--- DIRECTION ---
Copy out every line of the data exactly.

(Excerpt from a dataset)

....

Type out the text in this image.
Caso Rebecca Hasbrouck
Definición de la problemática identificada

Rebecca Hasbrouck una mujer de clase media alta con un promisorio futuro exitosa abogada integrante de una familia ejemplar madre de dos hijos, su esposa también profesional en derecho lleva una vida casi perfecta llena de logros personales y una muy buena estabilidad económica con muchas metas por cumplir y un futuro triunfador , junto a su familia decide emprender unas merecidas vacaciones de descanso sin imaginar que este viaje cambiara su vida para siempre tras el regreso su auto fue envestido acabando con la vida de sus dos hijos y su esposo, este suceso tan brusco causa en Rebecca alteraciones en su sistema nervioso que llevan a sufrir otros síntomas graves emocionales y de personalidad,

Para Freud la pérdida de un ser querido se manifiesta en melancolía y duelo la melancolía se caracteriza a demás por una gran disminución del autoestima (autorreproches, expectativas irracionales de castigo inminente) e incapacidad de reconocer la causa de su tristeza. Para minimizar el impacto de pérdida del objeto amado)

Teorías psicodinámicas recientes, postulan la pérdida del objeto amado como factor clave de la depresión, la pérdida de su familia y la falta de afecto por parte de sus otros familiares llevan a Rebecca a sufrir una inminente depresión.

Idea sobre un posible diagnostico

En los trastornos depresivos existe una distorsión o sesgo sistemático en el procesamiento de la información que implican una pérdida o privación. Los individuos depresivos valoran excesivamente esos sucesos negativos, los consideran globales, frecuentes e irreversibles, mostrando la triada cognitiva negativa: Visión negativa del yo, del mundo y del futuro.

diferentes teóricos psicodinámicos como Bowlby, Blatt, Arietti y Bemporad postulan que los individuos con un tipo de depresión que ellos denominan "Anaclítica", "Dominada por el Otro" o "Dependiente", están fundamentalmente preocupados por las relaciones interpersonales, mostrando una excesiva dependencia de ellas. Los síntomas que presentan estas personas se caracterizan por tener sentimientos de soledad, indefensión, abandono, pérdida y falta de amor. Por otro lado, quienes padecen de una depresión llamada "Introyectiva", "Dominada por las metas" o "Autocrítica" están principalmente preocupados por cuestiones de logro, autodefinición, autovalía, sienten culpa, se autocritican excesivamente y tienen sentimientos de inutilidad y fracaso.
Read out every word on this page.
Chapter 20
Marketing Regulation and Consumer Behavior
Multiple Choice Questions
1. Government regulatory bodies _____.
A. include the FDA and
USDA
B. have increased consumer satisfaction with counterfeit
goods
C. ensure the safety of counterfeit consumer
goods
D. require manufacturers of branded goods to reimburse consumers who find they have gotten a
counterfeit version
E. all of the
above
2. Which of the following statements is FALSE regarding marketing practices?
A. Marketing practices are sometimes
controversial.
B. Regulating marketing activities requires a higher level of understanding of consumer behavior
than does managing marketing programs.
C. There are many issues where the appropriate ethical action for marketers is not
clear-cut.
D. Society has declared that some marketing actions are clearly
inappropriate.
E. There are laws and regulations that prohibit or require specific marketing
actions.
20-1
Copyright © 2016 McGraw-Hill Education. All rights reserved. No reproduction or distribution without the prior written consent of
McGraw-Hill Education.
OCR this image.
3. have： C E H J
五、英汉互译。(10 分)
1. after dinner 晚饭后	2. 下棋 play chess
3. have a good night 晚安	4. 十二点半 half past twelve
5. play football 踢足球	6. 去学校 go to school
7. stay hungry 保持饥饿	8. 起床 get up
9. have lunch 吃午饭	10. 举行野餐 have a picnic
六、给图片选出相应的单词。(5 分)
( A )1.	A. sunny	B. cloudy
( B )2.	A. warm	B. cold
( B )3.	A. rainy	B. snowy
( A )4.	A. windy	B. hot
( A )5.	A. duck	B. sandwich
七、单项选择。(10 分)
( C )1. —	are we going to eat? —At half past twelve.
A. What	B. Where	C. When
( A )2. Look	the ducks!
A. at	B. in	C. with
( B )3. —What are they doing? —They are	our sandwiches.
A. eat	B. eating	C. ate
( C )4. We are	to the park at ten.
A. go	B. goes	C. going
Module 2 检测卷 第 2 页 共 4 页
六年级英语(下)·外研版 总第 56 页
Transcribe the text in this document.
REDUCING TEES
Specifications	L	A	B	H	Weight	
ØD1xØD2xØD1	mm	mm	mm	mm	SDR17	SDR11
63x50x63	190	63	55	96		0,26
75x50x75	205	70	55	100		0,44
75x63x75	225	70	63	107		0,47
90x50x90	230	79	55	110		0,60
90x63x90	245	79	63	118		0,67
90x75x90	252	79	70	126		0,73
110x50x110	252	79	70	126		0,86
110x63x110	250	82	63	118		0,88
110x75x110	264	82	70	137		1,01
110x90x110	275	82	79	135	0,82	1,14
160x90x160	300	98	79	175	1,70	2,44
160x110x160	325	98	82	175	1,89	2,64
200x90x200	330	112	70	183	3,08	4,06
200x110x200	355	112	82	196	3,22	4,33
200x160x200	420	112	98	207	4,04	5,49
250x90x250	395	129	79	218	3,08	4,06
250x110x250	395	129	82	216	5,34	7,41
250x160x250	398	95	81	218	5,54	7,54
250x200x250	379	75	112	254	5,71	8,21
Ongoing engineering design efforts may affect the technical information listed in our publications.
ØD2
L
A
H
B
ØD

....

--- SOLUTION TO THE PROBLEM ---
Type out the text in this image.
Caso Rebecca Hasbrouck
Definición de la problemática identificada

Rebecca Hasbrouck una mujer de clase media alta con un promisorio futuro exitosa abogada integrante de una familia ejemplar madre de dos hijos, su esposa también profesional en derecho lleva una vida casi perfecta llena de logros personales y una muy buena estabilidad económica con muchas metas por cumplir y un futuro triunfador , junto a su familia decide emprender unas merecidas vacaciones de descanso sin imaginar que este viaje cambiara su vida para siempre tras el regreso su auto fue envestido acabando con la vida de sus dos hijos y su esposo, este suceso tan brusco causa en Rebecca alteraciones en su sistema nervioso que llevan a sufrir otros síntomas graves emocionales y de personalidad,

Para Freud la pérdida de un ser querido se manifiesta en melancolía y duelo la melancolía se caracteriza a demás por una gran disminución del autoestima (autorreproches, expectativas irracionales de castigo inminente) e incapacidad de reconocer la causa de su tristeza. Para minimizar el impacto de pérdida del objeto amado)

Teorías psicodinámicas recientes, postulan la pérdida del objeto amado como factor clave de la depresión, la pérdida de su familia y la falta de afecto por parte de sus otros familiares llevan a Rebecca a sufrir una inminente depresión.

Idea sobre un posible diagnostico

En los trastornos depresivos existe una distorsión o sesgo sistemático en el procesamiento de la información que implican una pérdida o privación. Los individuos depresivos valoran excesivamente esos sucesos negativos, los consideran globales, frecuentes e irreversibles, mostrando la triada cognitiva negativa: Visión negativa del yo, del mundo y del futuro.

diferentes teóricos psicodinámicos como Bowlby, Blatt, Arietti y Bemporad postulan que los individuos con un tipo de depresión que ellos denominan "Anaclítica", "Dominada por el Otro" o "Dependiente", están fundamentalmente preocupados por las relaciones interpersonales, mostrando una excesiva dependencia de ellas. Los síntomas que presentan estas personas se caracterizan por tener sentimientos de soledad, indefensión, abandono, pérdida y falta de amor. Por otro lado, quienes padecen de una depresión llamada "Introyectiva", "Dominada por las metas" o "Autocrítica" están principalmente preocupados por cuestiones de logro, autodefinición, autovalía, sienten culpa, se autocritican excesivamente y tienen sentimientos de inutilidad y fracaso.
Read out every word on this page.
Chapter 20
Marketing Regulation and Consumer Behavior
Multiple Choice Questions
1. Government regulatory bodies _____.
A. include the FDA and
USDA
B. have increased consumer satisfaction with counterfeit
goods
C. ensure the safety of counterfeit consumer
goods
D. require manufacturers of branded goods to reimburse consumers who find they have gotten a
counterfeit version
E. all of the
above
2. Which of the following statements is FALSE regarding marketing practices?
A. Marketing practices are sometimes
controversial.
B. Regulating marketing activities requires a higher level of understanding of consumer behavior
than does managing marketing programs.
C. There are many issues where the appropriate ethical action for marketers is not
clear-cut.
D. Society has declared that some marketing actions are clearly
inappropriate.
E. There are laws and regulations that prohibit or require specific marketing
actions.
20-1
Copyright © 2016 McGraw-Hill Education. All rights reserved. No reproduction or distribution without the prior written consent of
McGraw-Hill Education.
OCR this image.
3. have： C E H J
五、英汉互译。(10 分)
1. after dinner 晚饭后	2. 下棋 play chess
3. have a good night 晚安	4. 十二点半 half past twelve
5. play football 踢足球	6. 去学校 go to school
7. stay hungry 保持饥饿	8. 起床 get up
9. have lunch 吃午饭	10. 举行野餐 have a picnic
六、给图片选出相应的单词。(5 分)
( A )1.	A. sunny	B. cloudy
( B )2.	A. warm	B. cold
( B )3.	A. rainy	B. snowy
( A )4.	A. windy	B. hot
( A )5.	A. duck	B. sandwich
七、单项选择。(10 分)
( C )1. —	are we going to eat? —At half past twelve.
A. What	B. Where	C. When
( A )2. Look	the ducks!
A. at	B. in	C. with
( B )3. —What are they doing? —They are	our sandwiches.
A. eat	B. eating	C. ate
( C )4. We are	to the park at ten.
A. go	B. goes	C. going
Module 2 检测卷 第 2 页 共 4 页
六年级英语(下)·外研版 总第 56 页
Transcribe the text in this document.
REDUCING TEES
Specifications	L	A	B	H	Weight	
ØD1xØD2xØD1	mm	mm	mm	mm	SDR17	SDR11
63x50x63	190	63	55	96		0,26
75x50x75	205	70	55	100		0,44
75x63x75	225	70	63	107		0,47
90x50x90	230	79	55	110		0,60
90x63x90	245	79	63	118		0,67
90x75x90	252	79	70	126		0,73
110x50x110	252	79	70	126		0,86
110x63x110	250	82	63	118		0,88
110x75x110	264	82	70	137		1,01
110x90x110	275	82	79	135	0,82	1,14
160x90x160	300	98	79	175	1,70	2,44
160x110x160	325	98	82	175	1,89	2,64
200x90x200	330	112	70	183	3,08	4,06
200x110x200	355	112	82	196	3,22	4,33
200x160x200	420	112	98	207	4,04	5,49
250x90x250	395	129	79	218	3,08	4,06
250x110x250	395	129	82	216	5,34	7,41
250x160x250	398	95	81	218	5,54	7,54
250x200x250	379	75	112	254	5,71	8,21
Ongoing engineering design efforts may affect the technical information listed in our publications.
ØD2
L
A
H
B
ØD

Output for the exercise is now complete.